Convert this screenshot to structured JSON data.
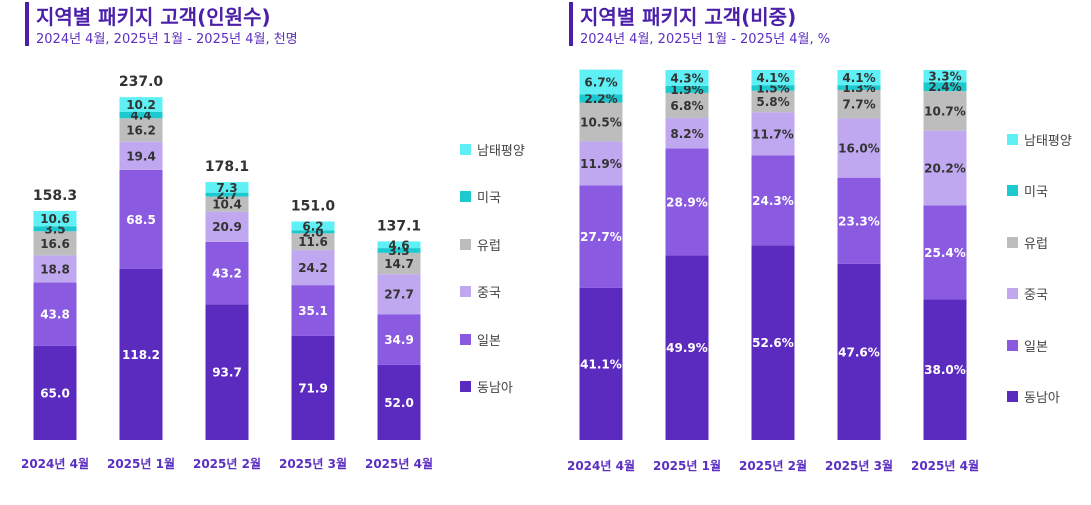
{
  "colors": {
    "동남아": "#5b2bbf",
    "일본": "#8a5ae0",
    "중국": "#c0a8f0",
    "유럽": "#bdbdbd",
    "미국": "#1cc9cf",
    "남태평양": "#5ef0f4",
    "title": "#4b1fa8",
    "category_label": "#5b2fc0"
  },
  "legend": [
    "남태평양",
    "미국",
    "유럽",
    "중국",
    "일본",
    "동남아"
  ],
  "charts": {
    "left": {
      "title": "지역별 패키지 고객(인원수)",
      "subtitle": "2024년 4월, 2025년 1월 - 2025년 4월, 천명"
    },
    "right": {
      "title": "지역별 패키지 고객(비중)",
      "subtitle": "2024년 4월, 2025년 1월 - 2025년 4월, %"
    }
  },
  "chart_data": [
    {
      "type": "bar",
      "stacked": true,
      "title": "지역별 패키지 고객(인원수)",
      "subtitle": "2024년 4월, 2025년 1월 - 2025년 4월, 천명",
      "categories": [
        "2024년 4월",
        "2025년 1월",
        "2025년 2월",
        "2025년 3월",
        "2025년 4월"
      ],
      "totals": [
        "158.3",
        "237.0",
        "178.1",
        "151.0",
        "137.1"
      ],
      "ylim": [
        0,
        237.0
      ],
      "series": [
        {
          "name": "동남아",
          "values": [
            65.0,
            118.2,
            93.7,
            71.9,
            52.0
          ]
        },
        {
          "name": "일본",
          "values": [
            43.8,
            68.5,
            43.2,
            35.1,
            34.9
          ]
        },
        {
          "name": "중국",
          "values": [
            18.8,
            19.4,
            20.9,
            24.2,
            27.7
          ]
        },
        {
          "name": "유럽",
          "values": [
            16.6,
            16.2,
            10.4,
            11.6,
            14.7
          ]
        },
        {
          "name": "미국",
          "values": [
            3.5,
            4.4,
            2.7,
            2.0,
            3.3
          ]
        },
        {
          "name": "남태평양",
          "values": [
            10.6,
            10.2,
            7.3,
            6.2,
            4.6
          ]
        }
      ],
      "value_format": "decimal",
      "legend_position": "right"
    },
    {
      "type": "bar",
      "stacked": true,
      "title": "지역별 패키지 고객(비중)",
      "subtitle": "2024년 4월, 2025년 1월 - 2025년 4월, %",
      "categories": [
        "2024년 4월",
        "2025년 1월",
        "2025년 2월",
        "2025년 3월",
        "2025년 4월"
      ],
      "ylim": [
        0,
        100
      ],
      "series": [
        {
          "name": "동남아",
          "values": [
            41.1,
            49.9,
            52.6,
            47.6,
            38.0
          ]
        },
        {
          "name": "일본",
          "values": [
            27.7,
            28.9,
            24.3,
            23.3,
            25.4
          ]
        },
        {
          "name": "중국",
          "values": [
            11.9,
            8.2,
            11.7,
            16.0,
            20.2
          ]
        },
        {
          "name": "유럽",
          "values": [
            10.5,
            6.8,
            5.8,
            7.7,
            10.7
          ]
        },
        {
          "name": "미국",
          "values": [
            2.2,
            1.9,
            1.5,
            1.3,
            2.4
          ]
        },
        {
          "name": "남태평양",
          "values": [
            6.7,
            4.3,
            4.1,
            4.1,
            3.3
          ]
        }
      ],
      "value_format": "percent",
      "legend_position": "right"
    }
  ]
}
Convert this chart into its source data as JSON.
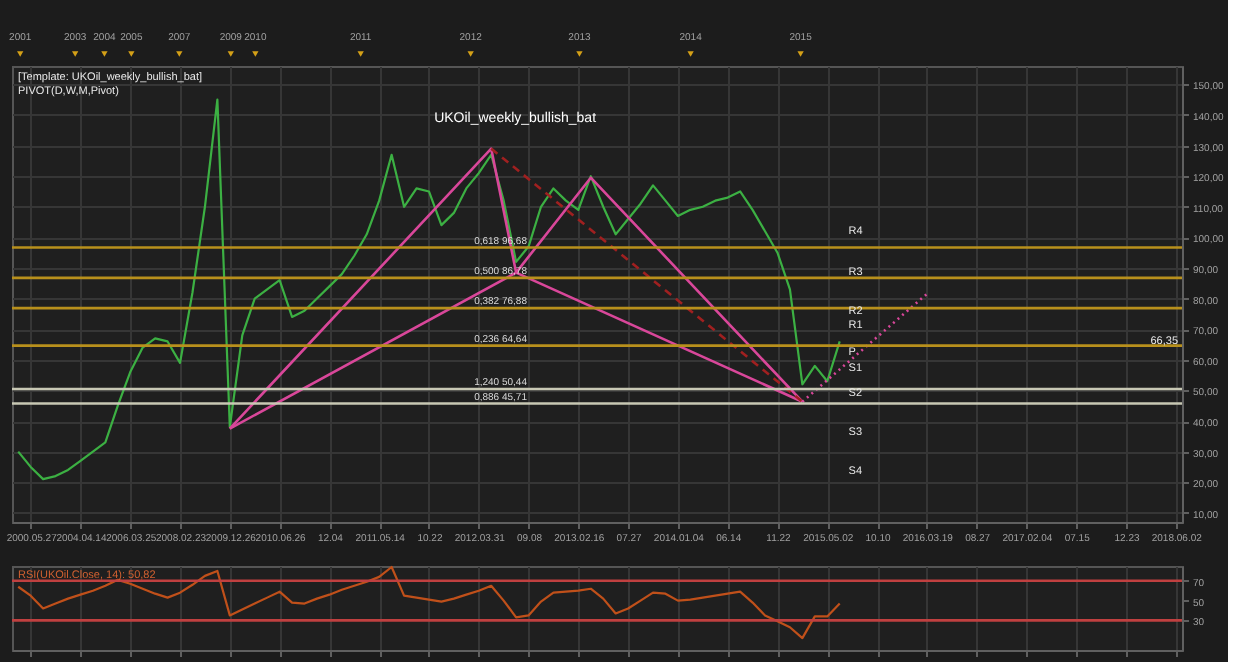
------------------------
Repeat the records above exactly, leaving out any pictures they contain.

» Answer for this exercise
Convert this screenshot to structured JSON data.
{
  "colors": {
    "동남아": "#5b2bbf",
    "일본": "#8a5ae0",
    "중국": "#c0a8f0",
    "유럽": "#bdbdbd",
    "미국": "#1cc9cf",
    "남태평양": "#5ef0f4",
    "title": "#4b1fa8",
    "category_label": "#5b2fc0"
  },
  "legend": [
    "남태평양",
    "미국",
    "유럽",
    "중국",
    "일본",
    "동남아"
  ],
  "charts": {
    "left": {
      "title": "지역별 패키지 고객(인원수)",
      "subtitle": "2024년 4월, 2025년 1월 - 2025년 4월, 천명"
    },
    "right": {
      "title": "지역별 패키지 고객(비중)",
      "subtitle": "2024년 4월, 2025년 1월 - 2025년 4월, %"
    }
  },
  "chart_data": [
    {
      "type": "bar",
      "stacked": true,
      "title": "지역별 패키지 고객(인원수)",
      "subtitle": "2024년 4월, 2025년 1월 - 2025년 4월, 천명",
      "categories": [
        "2024년 4월",
        "2025년 1월",
        "2025년 2월",
        "2025년 3월",
        "2025년 4월"
      ],
      "totals": [
        "158.3",
        "237.0",
        "178.1",
        "151.0",
        "137.1"
      ],
      "ylim": [
        0,
        237.0
      ],
      "series": [
        {
          "name": "동남아",
          "values": [
            65.0,
            118.2,
            93.7,
            71.9,
            52.0
          ]
        },
        {
          "name": "일본",
          "values": [
            43.8,
            68.5,
            43.2,
            35.1,
            34.9
          ]
        },
        {
          "name": "중국",
          "values": [
            18.8,
            19.4,
            20.9,
            24.2,
            27.7
          ]
        },
        {
          "name": "유럽",
          "values": [
            16.6,
            16.2,
            10.4,
            11.6,
            14.7
          ]
        },
        {
          "name": "미국",
          "values": [
            3.5,
            4.4,
            2.7,
            2.0,
            3.3
          ]
        },
        {
          "name": "남태평양",
          "values": [
            10.6,
            10.2,
            7.3,
            6.2,
            4.6
          ]
        }
      ],
      "value_format": "decimal",
      "legend_position": "right"
    },
    {
      "type": "bar",
      "stacked": true,
      "title": "지역별 패키지 고객(비중)",
      "subtitle": "2024년 4월, 2025년 1월 - 2025년 4월, %",
      "categories": [
        "2024년 4월",
        "2025년 1월",
        "2025년 2월",
        "2025년 3월",
        "2025년 4월"
      ],
      "ylim": [
        0,
        100
      ],
      "series": [
        {
          "name": "동남아",
          "values": [
            41.1,
            49.9,
            52.6,
            47.6,
            38.0
          ]
        },
        {
          "name": "일본",
          "values": [
            27.7,
            28.9,
            24.3,
            23.3,
            25.4
          ]
        },
        {
          "name": "중국",
          "values": [
            11.9,
            8.2,
            11.7,
            16.0,
            20.2
          ]
        },
        {
          "name": "유럽",
          "values": [
            10.5,
            6.8,
            5.8,
            7.7,
            10.7
          ]
        },
        {
          "name": "미국",
          "values": [
            2.2,
            1.9,
            1.5,
            1.3,
            2.4
          ]
        },
        {
          "name": "남태평양",
          "values": [
            6.7,
            4.3,
            4.1,
            4.1,
            3.3
          ]
        }
      ],
      "value_format": "percent",
      "legend_position": "right"
    }
  ]
}
Convert this chart into its source data as JSON.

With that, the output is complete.